**SUPPLIED RECORDS:**
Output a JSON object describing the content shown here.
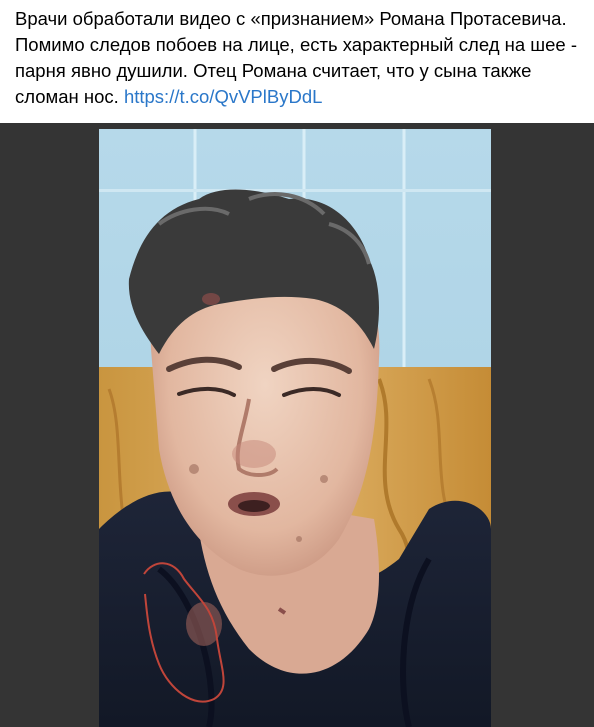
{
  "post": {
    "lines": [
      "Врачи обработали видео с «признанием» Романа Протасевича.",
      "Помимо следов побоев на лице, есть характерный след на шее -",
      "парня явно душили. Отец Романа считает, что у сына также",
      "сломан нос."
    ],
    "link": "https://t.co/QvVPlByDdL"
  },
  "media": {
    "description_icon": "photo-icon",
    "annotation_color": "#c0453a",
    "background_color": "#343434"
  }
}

==

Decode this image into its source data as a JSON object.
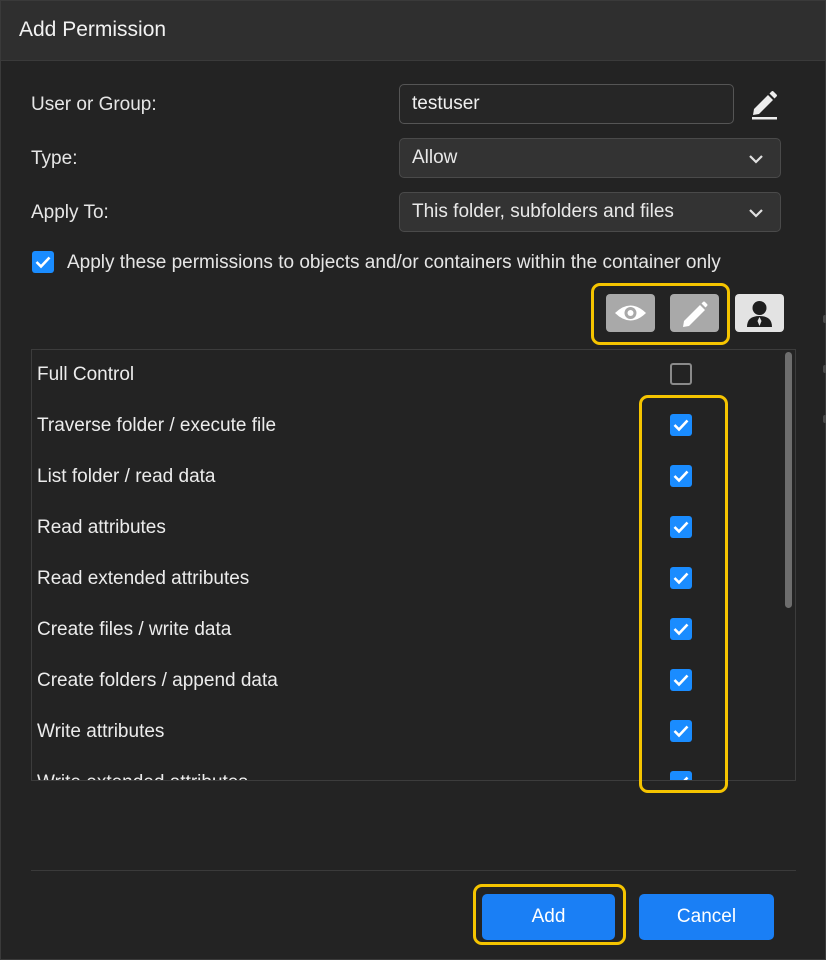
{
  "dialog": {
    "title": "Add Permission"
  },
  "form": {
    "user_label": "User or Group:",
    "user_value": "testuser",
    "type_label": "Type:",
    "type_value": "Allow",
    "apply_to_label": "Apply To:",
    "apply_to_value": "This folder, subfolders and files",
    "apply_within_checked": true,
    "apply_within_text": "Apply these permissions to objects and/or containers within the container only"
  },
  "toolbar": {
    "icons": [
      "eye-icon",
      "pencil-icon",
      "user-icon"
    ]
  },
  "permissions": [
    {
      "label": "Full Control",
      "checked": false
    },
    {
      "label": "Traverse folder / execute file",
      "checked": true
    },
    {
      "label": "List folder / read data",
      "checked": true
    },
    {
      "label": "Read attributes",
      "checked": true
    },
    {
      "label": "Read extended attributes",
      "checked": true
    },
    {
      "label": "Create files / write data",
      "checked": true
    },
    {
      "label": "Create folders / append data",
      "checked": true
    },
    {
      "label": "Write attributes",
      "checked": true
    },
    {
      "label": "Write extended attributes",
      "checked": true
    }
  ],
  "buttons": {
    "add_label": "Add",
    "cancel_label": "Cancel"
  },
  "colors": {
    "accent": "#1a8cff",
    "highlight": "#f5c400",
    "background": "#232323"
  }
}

**WHAT IS ASKED:**
Find all the lines containing "attributes" in the material, then copy them.

**TASK RESPONSE:**
      "label": "Read attributes",
      "label": "Read extended attributes",
      "label": "Write attributes",
      "label": "Write extended attributes",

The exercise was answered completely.